Kenneth Brown, Arial Sampos and Steve
Platt (holding the dog "Trouble.")
The Halligator is lying down.
While the crocodile was a guest at Hol Chan he was measured, blood samples were taken, his scales were counted and his scale pattern was noted. The two species scale patterns differ. Having an opportunity to examine the crocodile closely will benefit Platt's research. No one knows exactly how long crocodiles live as there are no reliable techniques to determine their age. Counting the scales, or the sections in their tails is not effective or accurate. Scientists also have not been able to find out how often these large creatures feed. Platt said that when smaller crocs are caught their stomachs are pumped so scientists can check to see what their food sources are. Inland crocodiles have been found with the remains of rats, mammal hair, frog bones and crab shells partially digested. How often the larger species feed is unknown, and pumping the stomach of the larger species is difficult and dangerous. Large crocodiles have a low metabolism and require little food to sustain themselves. It is thought they may only feed once or twice a year. Platt noted that there are some misconceptions about crocodile's feeding habits. He pointed out that crocodiles and developers have much in common - they both like elevated beach ridges and as "civilization" closes in on the aquatic reptiles their feeding habits change. It's easy to get "lunch" where the hotel restaurant dumps its fish heads and other edible garbage. As San Pedro develops there are more reports of crocodiles in town. Many live in the mangroves and are frequently sighted in back of the airstrip area and in San Pablo. The unwilling visitor to Hol Chan was found basking on a bank north of the Boca del Rio in the lagoon. Crocodiles frequently come out of the water at night to cool off as the air temperature is cooler than the water temperature. The crocodile was captured by Platt, Hol Chan ranger Aurial Samos and Kenneth Brown.
Word spread through San Pedro about the crocodile and many people came to get an up close look. The crowd watched and helped lift the crocodile out of the building for a photo session, and then they placed it in the back of a pick up for a ride back to the boat. He was gently lowered into the boat, the rangers and "Trouble" hopped aboard. Steve Platt remarked that returning the crocodile to the sand bank where he was found, and releasing him was going to be another real adventure.

> **Problem description**
According to the crocodile article, where was the crocodile found basking before it was captured? The rows after this point are separate material, unrelated to the crocodile article.

> **Entries shown**
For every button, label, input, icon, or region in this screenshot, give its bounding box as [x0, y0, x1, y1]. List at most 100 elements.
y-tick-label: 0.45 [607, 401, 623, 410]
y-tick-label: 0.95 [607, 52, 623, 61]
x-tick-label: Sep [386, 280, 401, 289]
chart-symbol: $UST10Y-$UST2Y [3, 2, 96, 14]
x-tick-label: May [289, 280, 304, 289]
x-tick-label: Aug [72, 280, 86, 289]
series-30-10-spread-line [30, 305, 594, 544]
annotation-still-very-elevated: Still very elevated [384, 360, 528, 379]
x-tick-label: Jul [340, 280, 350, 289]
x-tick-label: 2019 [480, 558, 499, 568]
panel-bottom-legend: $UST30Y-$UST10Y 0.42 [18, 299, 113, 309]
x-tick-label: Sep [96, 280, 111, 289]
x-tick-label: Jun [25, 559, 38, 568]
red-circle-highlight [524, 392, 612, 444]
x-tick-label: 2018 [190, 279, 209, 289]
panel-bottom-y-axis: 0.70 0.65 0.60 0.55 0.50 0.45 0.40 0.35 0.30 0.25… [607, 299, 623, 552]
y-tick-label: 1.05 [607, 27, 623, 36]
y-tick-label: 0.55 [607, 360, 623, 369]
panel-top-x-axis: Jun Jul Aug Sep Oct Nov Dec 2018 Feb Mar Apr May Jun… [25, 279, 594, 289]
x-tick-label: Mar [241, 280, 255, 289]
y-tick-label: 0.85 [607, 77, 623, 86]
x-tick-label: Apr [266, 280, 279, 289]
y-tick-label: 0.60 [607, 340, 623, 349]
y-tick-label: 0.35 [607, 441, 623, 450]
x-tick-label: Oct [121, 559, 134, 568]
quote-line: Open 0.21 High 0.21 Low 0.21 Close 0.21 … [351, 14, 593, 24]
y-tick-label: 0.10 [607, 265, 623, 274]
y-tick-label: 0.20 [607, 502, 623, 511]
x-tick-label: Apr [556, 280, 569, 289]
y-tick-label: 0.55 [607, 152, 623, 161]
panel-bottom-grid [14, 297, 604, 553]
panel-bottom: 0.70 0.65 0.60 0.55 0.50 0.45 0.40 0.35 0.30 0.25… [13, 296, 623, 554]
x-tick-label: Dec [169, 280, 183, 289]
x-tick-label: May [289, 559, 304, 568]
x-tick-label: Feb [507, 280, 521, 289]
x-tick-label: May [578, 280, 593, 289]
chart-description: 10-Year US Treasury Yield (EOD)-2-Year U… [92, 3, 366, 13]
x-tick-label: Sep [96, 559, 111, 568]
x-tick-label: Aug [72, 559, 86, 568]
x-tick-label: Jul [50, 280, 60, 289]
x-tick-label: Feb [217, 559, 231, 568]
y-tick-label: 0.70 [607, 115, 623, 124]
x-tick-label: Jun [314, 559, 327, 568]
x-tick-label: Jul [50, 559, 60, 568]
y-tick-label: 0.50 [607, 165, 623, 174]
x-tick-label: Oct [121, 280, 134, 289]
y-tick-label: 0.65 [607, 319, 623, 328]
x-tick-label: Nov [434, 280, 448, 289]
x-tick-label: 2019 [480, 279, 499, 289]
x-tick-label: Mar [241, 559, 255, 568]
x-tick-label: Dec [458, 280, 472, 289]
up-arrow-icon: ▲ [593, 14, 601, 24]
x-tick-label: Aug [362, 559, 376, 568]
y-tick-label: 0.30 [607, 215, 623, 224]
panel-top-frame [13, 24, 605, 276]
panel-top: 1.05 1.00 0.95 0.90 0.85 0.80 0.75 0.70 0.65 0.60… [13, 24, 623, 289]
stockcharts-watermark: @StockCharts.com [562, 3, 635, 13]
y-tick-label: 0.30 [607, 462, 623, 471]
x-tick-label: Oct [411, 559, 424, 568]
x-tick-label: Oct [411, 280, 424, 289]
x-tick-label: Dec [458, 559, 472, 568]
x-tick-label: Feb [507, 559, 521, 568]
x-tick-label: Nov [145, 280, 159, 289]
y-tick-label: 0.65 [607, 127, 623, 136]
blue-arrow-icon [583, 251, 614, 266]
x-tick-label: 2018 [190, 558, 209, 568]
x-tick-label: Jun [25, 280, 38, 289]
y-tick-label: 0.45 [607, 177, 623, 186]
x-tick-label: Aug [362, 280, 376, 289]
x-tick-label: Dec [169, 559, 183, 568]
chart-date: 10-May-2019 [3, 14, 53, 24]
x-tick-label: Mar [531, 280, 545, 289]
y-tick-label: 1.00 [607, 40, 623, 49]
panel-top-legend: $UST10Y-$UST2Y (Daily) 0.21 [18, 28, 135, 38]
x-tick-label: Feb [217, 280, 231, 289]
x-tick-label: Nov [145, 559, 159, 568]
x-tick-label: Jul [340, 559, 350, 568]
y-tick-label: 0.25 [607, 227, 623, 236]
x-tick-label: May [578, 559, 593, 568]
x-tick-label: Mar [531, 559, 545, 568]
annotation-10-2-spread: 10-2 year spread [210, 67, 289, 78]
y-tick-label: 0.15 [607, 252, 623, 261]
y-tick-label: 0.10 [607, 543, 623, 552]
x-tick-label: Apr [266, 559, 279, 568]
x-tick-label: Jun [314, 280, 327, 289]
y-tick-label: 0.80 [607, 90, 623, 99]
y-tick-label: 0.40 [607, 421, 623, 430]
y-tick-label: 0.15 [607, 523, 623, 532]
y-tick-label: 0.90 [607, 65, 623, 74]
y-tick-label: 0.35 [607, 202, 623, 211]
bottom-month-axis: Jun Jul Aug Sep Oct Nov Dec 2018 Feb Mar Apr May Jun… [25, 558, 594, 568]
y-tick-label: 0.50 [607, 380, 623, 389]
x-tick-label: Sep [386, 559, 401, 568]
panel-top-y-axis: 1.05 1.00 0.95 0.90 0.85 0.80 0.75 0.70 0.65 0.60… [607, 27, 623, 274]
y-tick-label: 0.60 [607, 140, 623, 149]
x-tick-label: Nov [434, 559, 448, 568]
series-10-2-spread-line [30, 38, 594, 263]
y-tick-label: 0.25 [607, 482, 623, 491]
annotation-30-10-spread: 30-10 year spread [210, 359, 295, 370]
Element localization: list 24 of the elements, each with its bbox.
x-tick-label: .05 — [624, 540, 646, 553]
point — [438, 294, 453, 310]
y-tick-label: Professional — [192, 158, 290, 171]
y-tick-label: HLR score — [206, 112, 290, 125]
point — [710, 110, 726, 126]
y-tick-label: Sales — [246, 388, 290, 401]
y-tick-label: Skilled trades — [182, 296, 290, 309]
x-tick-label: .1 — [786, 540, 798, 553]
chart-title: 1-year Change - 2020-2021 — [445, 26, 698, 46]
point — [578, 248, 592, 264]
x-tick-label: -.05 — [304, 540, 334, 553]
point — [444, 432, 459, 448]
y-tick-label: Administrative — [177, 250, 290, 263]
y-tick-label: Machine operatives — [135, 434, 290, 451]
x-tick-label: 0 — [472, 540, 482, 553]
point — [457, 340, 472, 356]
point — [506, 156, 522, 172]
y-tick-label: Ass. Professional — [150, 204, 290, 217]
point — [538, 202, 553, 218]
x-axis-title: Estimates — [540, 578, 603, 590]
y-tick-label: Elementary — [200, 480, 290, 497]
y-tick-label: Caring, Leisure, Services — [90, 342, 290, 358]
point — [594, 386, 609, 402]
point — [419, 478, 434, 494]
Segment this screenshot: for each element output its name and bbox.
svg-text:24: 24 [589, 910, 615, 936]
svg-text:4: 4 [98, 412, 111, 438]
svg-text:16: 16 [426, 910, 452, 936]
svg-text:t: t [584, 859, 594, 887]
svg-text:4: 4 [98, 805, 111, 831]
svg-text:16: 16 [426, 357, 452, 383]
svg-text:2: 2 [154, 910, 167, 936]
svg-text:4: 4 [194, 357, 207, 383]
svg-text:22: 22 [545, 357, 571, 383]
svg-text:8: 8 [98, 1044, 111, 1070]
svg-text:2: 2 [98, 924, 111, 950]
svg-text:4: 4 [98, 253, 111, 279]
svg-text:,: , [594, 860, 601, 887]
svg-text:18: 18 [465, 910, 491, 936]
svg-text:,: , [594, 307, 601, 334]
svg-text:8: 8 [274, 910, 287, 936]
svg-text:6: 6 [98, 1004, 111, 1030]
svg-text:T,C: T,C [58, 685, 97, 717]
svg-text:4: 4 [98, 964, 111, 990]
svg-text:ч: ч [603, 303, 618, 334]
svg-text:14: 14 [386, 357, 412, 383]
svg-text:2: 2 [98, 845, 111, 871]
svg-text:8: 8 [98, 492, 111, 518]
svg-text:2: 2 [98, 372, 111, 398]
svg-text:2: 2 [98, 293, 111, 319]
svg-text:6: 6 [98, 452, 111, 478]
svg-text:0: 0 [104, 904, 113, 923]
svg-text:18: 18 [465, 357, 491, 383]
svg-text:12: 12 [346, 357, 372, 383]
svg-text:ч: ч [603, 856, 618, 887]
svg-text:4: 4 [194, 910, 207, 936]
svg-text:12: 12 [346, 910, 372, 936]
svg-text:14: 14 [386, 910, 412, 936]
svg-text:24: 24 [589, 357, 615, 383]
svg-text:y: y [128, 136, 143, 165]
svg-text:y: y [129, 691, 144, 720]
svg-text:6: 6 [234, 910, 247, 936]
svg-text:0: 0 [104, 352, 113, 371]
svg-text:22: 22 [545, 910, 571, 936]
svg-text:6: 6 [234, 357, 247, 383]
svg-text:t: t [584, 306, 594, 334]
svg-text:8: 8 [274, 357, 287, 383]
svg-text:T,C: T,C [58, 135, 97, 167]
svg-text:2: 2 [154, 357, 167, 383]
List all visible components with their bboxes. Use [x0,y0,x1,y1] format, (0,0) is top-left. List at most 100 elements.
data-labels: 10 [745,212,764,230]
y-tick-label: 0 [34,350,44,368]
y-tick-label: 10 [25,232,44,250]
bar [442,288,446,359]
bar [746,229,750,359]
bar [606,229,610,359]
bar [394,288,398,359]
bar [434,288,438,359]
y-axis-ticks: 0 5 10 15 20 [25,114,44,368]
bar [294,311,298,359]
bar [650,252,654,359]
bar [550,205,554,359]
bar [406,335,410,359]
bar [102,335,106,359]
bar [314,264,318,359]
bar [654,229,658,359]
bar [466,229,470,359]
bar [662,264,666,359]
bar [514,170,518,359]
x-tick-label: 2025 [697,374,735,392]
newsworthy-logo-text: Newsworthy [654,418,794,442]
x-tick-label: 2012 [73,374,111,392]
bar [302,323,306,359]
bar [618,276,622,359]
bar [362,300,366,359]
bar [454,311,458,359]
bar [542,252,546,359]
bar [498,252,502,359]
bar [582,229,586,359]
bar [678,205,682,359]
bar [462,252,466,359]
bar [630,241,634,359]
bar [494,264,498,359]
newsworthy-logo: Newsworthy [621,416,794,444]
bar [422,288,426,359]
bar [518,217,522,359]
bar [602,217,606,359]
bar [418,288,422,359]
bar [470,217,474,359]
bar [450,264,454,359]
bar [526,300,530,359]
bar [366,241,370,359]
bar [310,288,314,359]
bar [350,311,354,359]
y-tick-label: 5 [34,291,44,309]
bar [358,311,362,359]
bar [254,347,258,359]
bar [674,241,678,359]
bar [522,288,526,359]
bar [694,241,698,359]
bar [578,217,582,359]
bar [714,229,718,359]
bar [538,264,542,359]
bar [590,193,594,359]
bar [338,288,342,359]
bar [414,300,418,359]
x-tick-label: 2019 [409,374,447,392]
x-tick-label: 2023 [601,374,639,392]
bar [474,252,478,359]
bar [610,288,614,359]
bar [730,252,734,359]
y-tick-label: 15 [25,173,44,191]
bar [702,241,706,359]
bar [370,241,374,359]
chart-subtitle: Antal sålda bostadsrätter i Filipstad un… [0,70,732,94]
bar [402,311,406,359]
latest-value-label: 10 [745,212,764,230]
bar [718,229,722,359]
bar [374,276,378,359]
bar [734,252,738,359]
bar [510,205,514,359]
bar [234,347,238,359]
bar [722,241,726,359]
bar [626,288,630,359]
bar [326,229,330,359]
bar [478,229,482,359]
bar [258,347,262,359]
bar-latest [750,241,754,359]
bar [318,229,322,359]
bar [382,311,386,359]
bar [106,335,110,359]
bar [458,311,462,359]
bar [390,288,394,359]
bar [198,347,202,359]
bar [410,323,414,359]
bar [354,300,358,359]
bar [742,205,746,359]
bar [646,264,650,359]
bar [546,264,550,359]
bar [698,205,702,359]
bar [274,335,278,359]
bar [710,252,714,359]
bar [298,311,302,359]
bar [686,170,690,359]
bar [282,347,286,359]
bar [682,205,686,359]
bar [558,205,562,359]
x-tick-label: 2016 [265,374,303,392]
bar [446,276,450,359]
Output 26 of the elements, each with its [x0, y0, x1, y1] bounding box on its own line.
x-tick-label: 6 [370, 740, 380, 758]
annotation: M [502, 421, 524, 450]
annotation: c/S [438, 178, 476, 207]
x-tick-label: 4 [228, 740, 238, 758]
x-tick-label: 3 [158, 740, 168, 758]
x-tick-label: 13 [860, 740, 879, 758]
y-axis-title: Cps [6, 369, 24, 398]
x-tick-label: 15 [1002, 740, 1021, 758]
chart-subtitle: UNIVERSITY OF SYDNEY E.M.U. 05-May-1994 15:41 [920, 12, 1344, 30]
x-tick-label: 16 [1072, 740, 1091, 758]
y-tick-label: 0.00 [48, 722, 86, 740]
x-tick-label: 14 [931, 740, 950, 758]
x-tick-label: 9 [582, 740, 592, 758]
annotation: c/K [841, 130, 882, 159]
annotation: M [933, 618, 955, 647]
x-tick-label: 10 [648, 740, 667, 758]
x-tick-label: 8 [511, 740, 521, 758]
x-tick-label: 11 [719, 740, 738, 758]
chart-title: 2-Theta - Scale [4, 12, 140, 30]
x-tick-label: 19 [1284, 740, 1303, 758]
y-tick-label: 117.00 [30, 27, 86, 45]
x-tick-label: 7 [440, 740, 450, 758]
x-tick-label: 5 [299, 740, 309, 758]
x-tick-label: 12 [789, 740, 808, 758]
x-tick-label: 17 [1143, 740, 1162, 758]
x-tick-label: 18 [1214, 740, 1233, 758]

> **Solution for this task**
On a bank north of the Boca del Rio in the lagoon.